• _EXERCISE DETAILS_: Leaving the pictures aside, transcribe every line below exactly.

• _SUPPLIED RECORDS_:
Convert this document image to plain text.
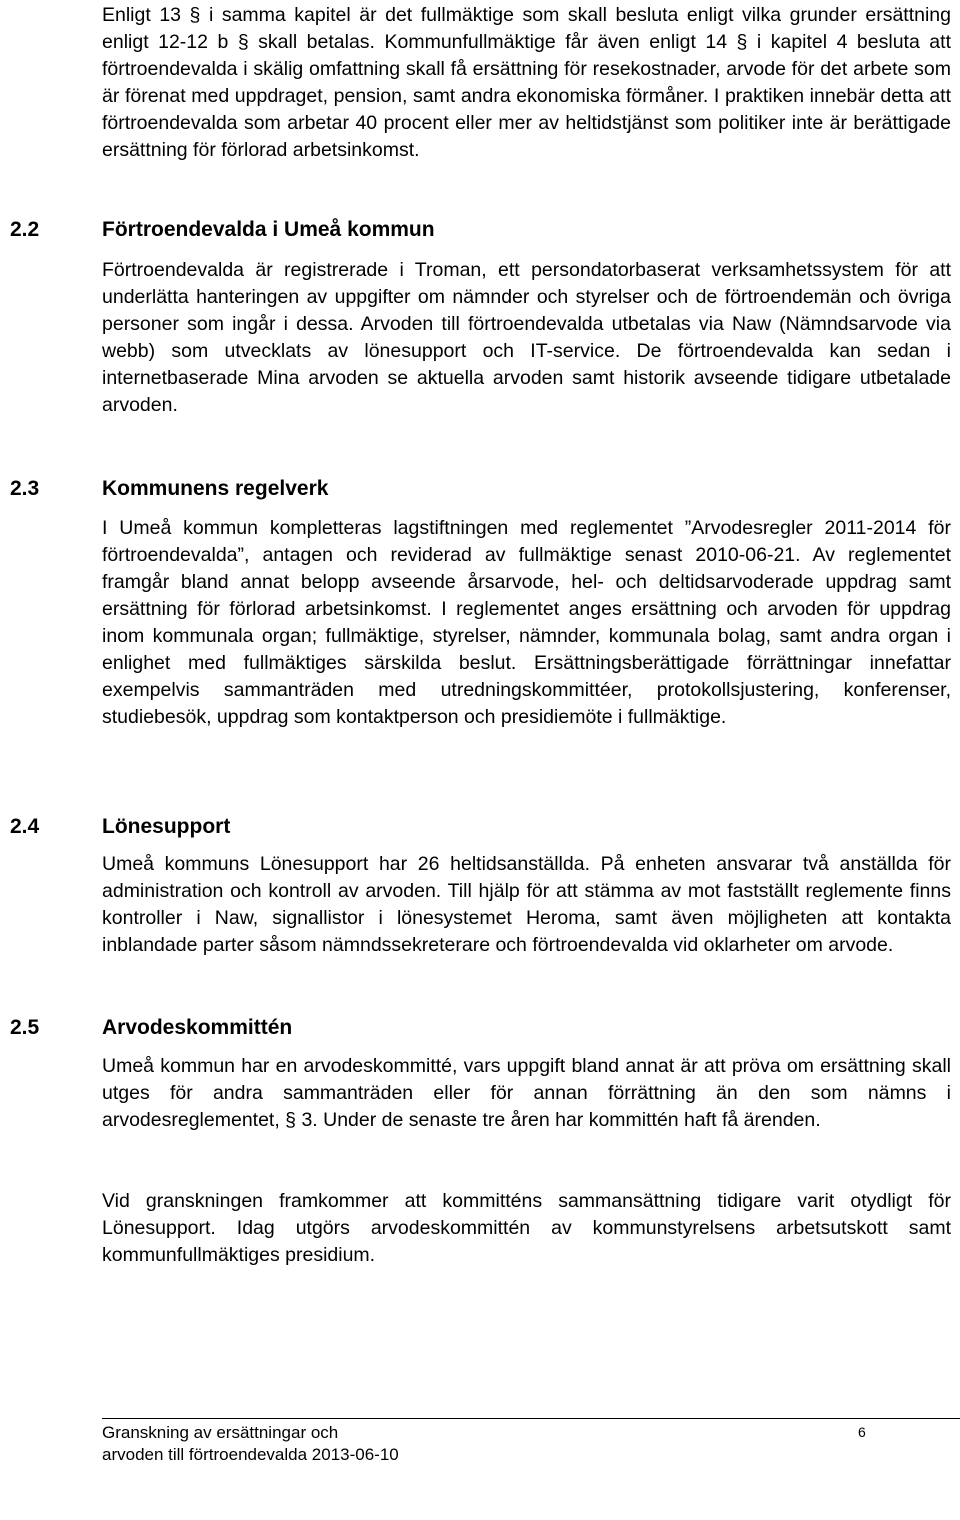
Enligt 13 § i samma kapitel är det fullmäktige som skall besluta enligt vilka grunder ersättning enligt 12-12 b § skall betalas. Kommunfullmäktige får även enligt 14 § i kapitel 4 besluta att förtroendevalda i skälig omfattning skall få ersättning för resekostnader, arvode för det arbete som är förenat med uppdraget, pension, samt andra ekonomiska förmåner. I praktiken innebär detta att förtroendevalda som arbetar 40 procent eller mer av heltidstjänst som politiker inte är berättigade ersättning för förlorad arbetsinkomst.

2.2	Förtroendevalda i Umeå kommun

Förtroendevalda är registrerade i Troman, ett persondatorbaserat verksamhetssystem för att underlätta hanteringen av uppgifter om nämnder och styrelser och de förtroendemän och övriga personer som ingår i dessa. Arvoden till förtroendevalda utbetalas via Naw (Nämndsarvode via webb) som utvecklats av lönesupport och IT-service. De förtroendevalda kan sedan i internetbaserade Mina arvoden se aktuella arvoden samt historik avseende tidigare utbetalade arvoden.

2.3	Kommunens regelverk

I Umeå kommun kompletteras lagstiftningen med reglementet ”Arvodesregler 2011-2014 för förtroendevalda”, antagen och reviderad av fullmäktige senast 2010-06-21. Av reglementet framgår bland annat belopp avseende årsarvode, hel- och deltidsarvoderade uppdrag samt ersättning för förlorad arbetsinkomst. I reglementet anges ersättning och arvoden för uppdrag inom kommunala organ; fullmäktige, styrelser, nämnder, kommunala bolag, samt andra organ i enlighet med fullmäktiges särskilda beslut. Ersättningsberättigade förrättningar innefattar exempelvis sammanträden med utredningskommittéer, protokollsjustering, konferenser, studiebesök, uppdrag som kontaktperson och presidiemöte i fullmäktige.

2.4	Lönesupport

Umeå kommuns Lönesupport har 26 heltidsanställda. På enheten ansvarar två anställda för administration och kontroll av arvoden. Till hjälp för att stämma av mot fastställt reglemente finns kontroller i Naw, signallistor i lönesystemet Heroma, samt även möjligheten att kontakta inblandade parter såsom nämndssekreterare och förtroendevalda vid oklarheter om arvode.

2.5	Arvodeskommittén

Umeå kommun har en arvodeskommitté, vars uppgift bland annat är att pröva om ersättning skall utges för andra sammanträden eller för annan förrättning än den som nämns i arvodesreglementet, § 3. Under de senaste tre åren har kommittén haft få ärenden.

Vid granskningen framkommer att kommitténs sammansättning tidigare varit otydligt för Lönesupport. Idag utgörs arvodeskommittén av kommunstyrelsens arbetsutskott samt kommunfullmäktiges presidium.

Granskning av ersättningar och arvoden till förtroendevalda 2013-06-10

6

• _SOLUTION TO THE PROBLEM_:
Convert this document image to plain text.
Enligt 13 § i samma kapitel är det fullmäktige som skall besluta enligt vilka grunder ersättning enligt 12-12 b § skall betalas. Kommunfullmäktige får även enligt 14 § i kapitel 4 besluta att förtroendevalda i skälig omfattning skall få ersättning för resekostnader, arvode för det arbete som är förenat med uppdraget, pension, samt andra ekonomiska förmåner. I praktiken innebär detta att förtroendevalda som arbetar 40 procent eller mer av heltidstjänst som politiker inte är berättigade ersättning för förlorad arbetsinkomst.

2.2	Förtroendevalda i Umeå kommun

Förtroendevalda är registrerade i Troman, ett persondatorbaserat verksamhetssystem för att underlätta hanteringen av uppgifter om nämnder och styrelser och de förtroendemän och övriga personer som ingår i dessa. Arvoden till förtroendevalda utbetalas via Naw (Nämndsarvode via webb) som utvecklats av lönesupport och IT-service. De förtroendevalda kan sedan i internetbaserade Mina arvoden se aktuella arvoden samt historik avseende tidigare utbetalade arvoden.

2.3	Kommunens regelverk

I Umeå kommun kompletteras lagstiftningen med reglementet ”Arvodesregler 2011-2014 för förtroendevalda”, antagen och reviderad av fullmäktige senast 2010-06-21. Av reglementet framgår bland annat belopp avseende årsarvode, hel- och deltidsarvoderade uppdrag samt ersättning för förlorad arbetsinkomst. I reglementet anges ersättning och arvoden för uppdrag inom kommunala organ; fullmäktige, styrelser, nämnder, kommunala bolag, samt andra organ i enlighet med fullmäktiges särskilda beslut. Ersättningsberättigade förrättningar innefattar exempelvis sammanträden med utredningskommittéer, protokollsjustering, konferenser, studiebesök, uppdrag som kontaktperson och presidiemöte i fullmäktige.

2.4	Lönesupport

Umeå kommuns Lönesupport har 26 heltidsanställda. På enheten ansvarar två anställda för administration och kontroll av arvoden. Till hjälp för att stämma av mot fastställt reglemente finns kontroller i Naw, signallistor i lönesystemet Heroma, samt även möjligheten att kontakta inblandade parter såsom nämndssekreterare och förtroendevalda vid oklarheter om arvode.

2.5	Arvodeskommittén

Umeå kommun har en arvodeskommitté, vars uppgift bland annat är att pröva om ersättning skall utges för andra sammanträden eller för annan förrättning än den som nämns i arvodesreglementet, § 3. Under de senaste tre åren har kommittén haft få ärenden.

Vid granskningen framkommer att kommitténs sammansättning tidigare varit otydligt för Lönesupport. Idag utgörs arvodeskommittén av kommunstyrelsens arbetsutskott samt kommunfullmäktiges presidium.

Granskning av ersättningar och arvoden till förtroendevalda 2013-06-10

6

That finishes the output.